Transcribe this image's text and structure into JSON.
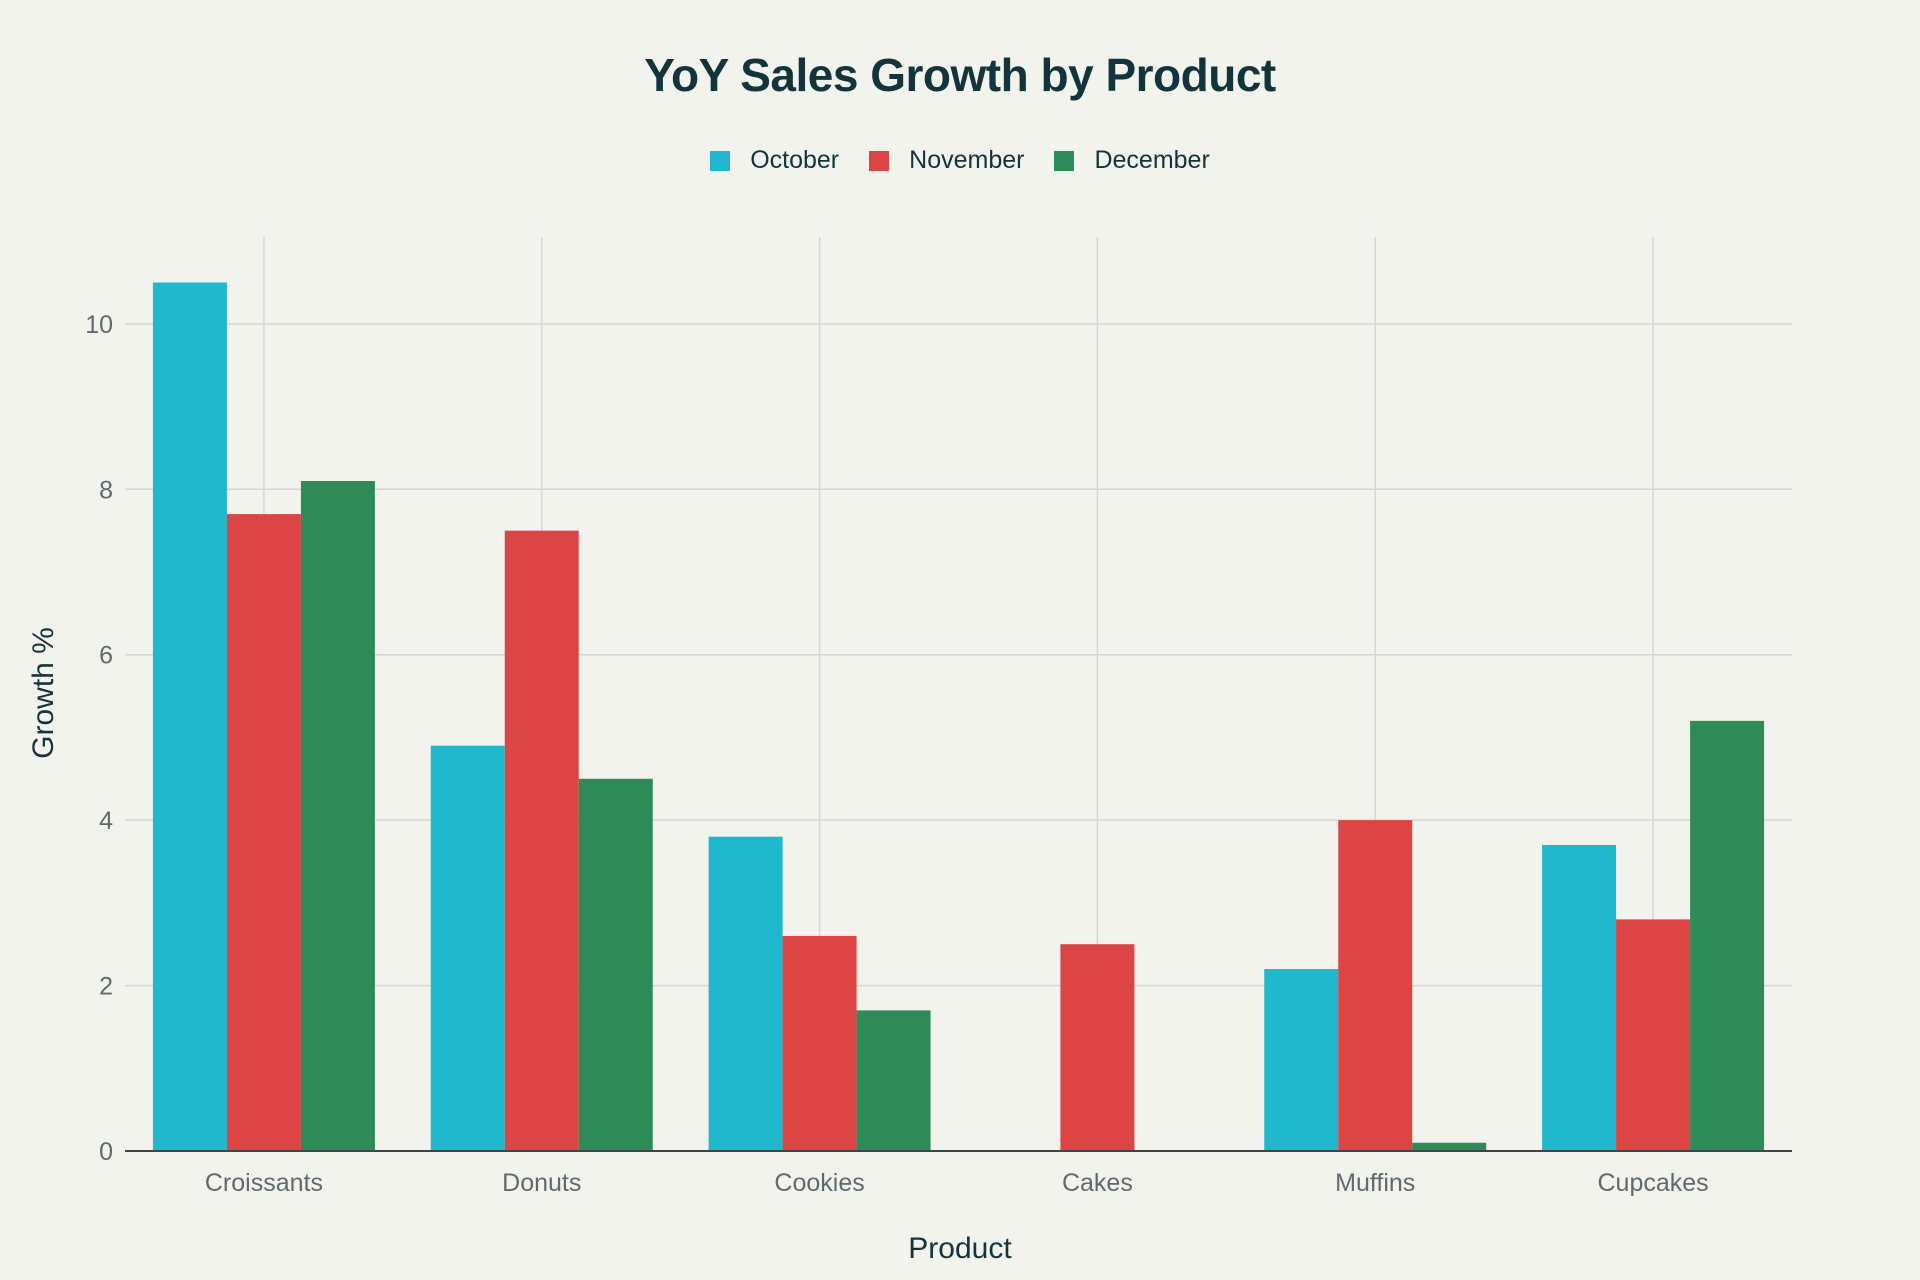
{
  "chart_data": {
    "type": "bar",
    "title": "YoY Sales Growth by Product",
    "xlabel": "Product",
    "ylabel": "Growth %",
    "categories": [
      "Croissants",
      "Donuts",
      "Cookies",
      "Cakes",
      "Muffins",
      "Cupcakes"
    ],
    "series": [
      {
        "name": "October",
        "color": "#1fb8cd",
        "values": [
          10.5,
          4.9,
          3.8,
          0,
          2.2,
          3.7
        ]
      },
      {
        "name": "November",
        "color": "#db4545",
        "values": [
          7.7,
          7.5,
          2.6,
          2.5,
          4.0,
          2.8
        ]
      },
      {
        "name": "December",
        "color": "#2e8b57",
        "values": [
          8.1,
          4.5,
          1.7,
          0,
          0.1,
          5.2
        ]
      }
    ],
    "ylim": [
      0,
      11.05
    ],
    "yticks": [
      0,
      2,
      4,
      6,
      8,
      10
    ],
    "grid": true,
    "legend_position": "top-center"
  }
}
_ _ _
▶ **EXERCISE DETAILS**: Your task is to copy the entries in full and exactly, without any images.

▶ **TASK RESULT**:
Transcribe this image's text and structure into JSON.
{
  "chart_data": {
    "type": "bar",
    "title": "YoY Sales Growth by Product",
    "xlabel": "Product",
    "ylabel": "Growth %",
    "categories": [
      "Croissants",
      "Donuts",
      "Cookies",
      "Cakes",
      "Muffins",
      "Cupcakes"
    ],
    "series": [
      {
        "name": "October",
        "color": "#1fb8cd",
        "values": [
          10.5,
          4.9,
          3.8,
          0,
          2.2,
          3.7
        ]
      },
      {
        "name": "November",
        "color": "#db4545",
        "values": [
          7.7,
          7.5,
          2.6,
          2.5,
          4.0,
          2.8
        ]
      },
      {
        "name": "December",
        "color": "#2e8b57",
        "values": [
          8.1,
          4.5,
          1.7,
          0,
          0.1,
          5.2
        ]
      }
    ],
    "ylim": [
      0,
      11.05
    ],
    "yticks": [
      0,
      2,
      4,
      6,
      8,
      10
    ],
    "grid": true,
    "legend_position": "top-center"
  }
}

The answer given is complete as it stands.